**What you are asked to do**
In the material below, the lines containing the word "document" are required; copy each of them.

**Supplied records**
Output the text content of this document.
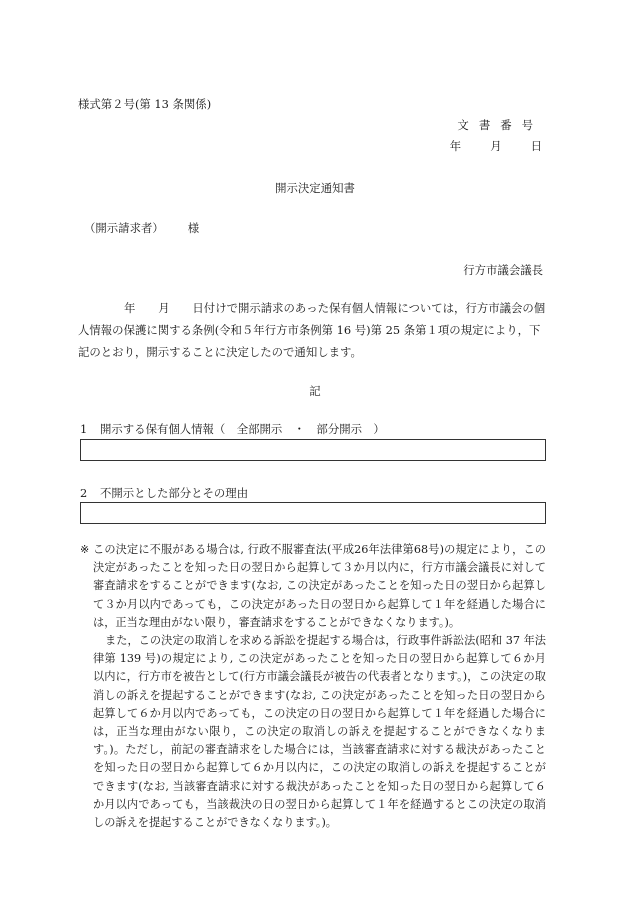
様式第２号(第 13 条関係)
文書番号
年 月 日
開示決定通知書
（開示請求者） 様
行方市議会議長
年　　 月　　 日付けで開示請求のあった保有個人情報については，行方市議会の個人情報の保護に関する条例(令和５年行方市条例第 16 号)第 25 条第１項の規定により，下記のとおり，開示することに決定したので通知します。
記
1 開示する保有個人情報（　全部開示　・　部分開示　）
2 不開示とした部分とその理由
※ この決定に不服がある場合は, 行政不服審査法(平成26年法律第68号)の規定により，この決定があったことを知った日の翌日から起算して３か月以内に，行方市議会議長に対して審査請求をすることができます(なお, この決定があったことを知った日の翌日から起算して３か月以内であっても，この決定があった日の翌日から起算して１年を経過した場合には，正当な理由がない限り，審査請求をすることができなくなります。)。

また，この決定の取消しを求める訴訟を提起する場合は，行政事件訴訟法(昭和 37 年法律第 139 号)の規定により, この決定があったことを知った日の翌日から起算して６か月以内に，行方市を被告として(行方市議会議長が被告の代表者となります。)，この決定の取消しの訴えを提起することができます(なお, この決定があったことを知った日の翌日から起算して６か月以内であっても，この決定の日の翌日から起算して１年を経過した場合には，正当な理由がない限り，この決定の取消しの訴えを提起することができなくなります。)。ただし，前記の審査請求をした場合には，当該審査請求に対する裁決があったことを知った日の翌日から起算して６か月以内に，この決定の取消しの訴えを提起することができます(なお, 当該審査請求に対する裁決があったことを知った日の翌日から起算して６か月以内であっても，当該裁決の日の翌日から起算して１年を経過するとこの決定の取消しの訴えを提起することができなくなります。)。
---
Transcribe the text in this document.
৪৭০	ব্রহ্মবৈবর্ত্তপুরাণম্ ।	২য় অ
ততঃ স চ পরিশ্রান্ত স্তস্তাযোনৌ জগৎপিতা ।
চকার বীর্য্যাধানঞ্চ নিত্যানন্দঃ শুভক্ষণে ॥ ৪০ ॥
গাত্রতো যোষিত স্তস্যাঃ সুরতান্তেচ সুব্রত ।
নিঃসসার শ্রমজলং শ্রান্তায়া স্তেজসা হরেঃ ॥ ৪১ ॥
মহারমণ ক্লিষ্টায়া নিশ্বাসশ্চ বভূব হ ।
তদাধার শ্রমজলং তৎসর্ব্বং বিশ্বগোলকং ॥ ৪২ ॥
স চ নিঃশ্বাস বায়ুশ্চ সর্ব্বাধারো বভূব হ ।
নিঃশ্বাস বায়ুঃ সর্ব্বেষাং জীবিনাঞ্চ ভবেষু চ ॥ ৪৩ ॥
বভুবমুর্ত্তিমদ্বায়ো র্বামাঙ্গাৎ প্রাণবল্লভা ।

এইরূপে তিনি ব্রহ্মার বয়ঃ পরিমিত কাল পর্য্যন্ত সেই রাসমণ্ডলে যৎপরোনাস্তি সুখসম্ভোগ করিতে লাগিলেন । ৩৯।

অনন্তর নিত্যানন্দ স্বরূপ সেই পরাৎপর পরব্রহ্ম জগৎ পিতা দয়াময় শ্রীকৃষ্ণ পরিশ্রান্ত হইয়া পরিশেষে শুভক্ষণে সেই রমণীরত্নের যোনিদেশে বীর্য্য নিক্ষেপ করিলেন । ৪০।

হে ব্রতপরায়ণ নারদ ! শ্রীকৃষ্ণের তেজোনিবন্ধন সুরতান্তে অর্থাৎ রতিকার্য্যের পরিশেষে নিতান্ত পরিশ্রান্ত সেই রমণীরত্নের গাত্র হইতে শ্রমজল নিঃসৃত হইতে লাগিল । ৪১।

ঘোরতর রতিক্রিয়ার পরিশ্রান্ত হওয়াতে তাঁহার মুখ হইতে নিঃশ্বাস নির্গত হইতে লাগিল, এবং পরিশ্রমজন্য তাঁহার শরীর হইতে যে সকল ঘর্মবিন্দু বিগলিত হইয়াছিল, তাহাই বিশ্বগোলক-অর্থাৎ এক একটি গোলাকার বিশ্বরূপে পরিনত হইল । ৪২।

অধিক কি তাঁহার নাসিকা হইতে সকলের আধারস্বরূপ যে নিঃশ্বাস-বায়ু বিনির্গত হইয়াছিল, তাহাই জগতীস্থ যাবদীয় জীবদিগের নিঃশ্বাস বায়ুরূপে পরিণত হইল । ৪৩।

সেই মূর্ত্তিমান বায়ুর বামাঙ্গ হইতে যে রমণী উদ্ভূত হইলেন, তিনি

**Finished exercise**
Output the text content of this document.
Transcribe the text in this document.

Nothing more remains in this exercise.